Dataset rows
────
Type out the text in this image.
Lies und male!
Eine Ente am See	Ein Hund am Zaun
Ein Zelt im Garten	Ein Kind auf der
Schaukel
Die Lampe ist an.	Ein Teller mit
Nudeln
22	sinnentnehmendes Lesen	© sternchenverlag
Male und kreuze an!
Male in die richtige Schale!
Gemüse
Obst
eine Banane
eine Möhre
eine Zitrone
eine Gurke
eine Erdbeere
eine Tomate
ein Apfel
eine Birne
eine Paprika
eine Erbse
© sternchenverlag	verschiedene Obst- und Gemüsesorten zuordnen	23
────
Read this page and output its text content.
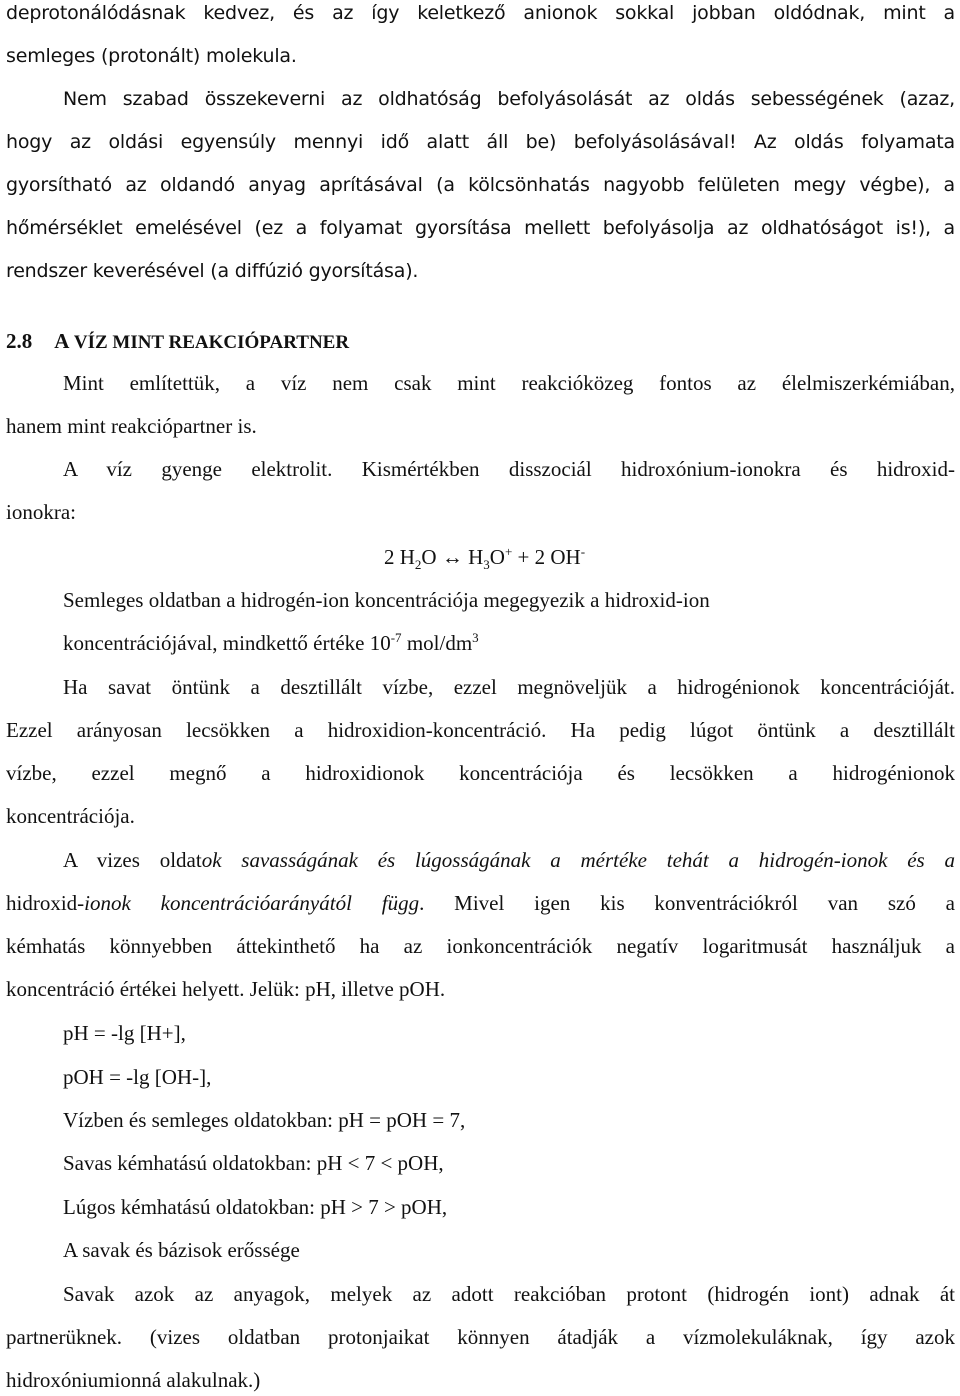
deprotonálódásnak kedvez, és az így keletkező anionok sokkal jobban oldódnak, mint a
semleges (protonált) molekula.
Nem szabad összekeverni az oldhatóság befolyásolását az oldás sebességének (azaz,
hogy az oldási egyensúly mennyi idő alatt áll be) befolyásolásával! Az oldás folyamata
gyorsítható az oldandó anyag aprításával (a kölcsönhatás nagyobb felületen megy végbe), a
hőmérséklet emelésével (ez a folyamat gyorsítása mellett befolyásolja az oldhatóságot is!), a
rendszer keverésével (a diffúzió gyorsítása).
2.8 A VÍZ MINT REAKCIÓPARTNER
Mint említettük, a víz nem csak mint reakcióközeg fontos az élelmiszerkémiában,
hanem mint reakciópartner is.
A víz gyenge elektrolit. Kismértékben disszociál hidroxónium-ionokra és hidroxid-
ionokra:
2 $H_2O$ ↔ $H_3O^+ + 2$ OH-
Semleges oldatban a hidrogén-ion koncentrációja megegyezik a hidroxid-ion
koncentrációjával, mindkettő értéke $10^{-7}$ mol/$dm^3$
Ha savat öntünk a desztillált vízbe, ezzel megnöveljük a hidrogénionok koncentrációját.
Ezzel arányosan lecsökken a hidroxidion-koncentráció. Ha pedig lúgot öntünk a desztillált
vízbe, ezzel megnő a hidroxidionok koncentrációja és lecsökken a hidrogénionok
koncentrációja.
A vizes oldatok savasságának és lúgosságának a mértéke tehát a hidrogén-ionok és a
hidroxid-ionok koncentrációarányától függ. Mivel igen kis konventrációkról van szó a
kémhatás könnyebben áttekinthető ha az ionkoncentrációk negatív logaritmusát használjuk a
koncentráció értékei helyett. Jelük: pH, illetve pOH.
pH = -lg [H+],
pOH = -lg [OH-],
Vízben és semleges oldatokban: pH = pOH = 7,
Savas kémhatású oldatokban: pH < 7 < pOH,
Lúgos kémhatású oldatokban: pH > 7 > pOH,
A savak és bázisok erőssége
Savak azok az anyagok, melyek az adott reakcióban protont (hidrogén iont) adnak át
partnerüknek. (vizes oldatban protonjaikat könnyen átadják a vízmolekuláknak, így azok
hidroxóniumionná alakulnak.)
────
▶ Required work
Report only a number: how many lines in the material above contain the string "ionokra".

▶ Exercise output
2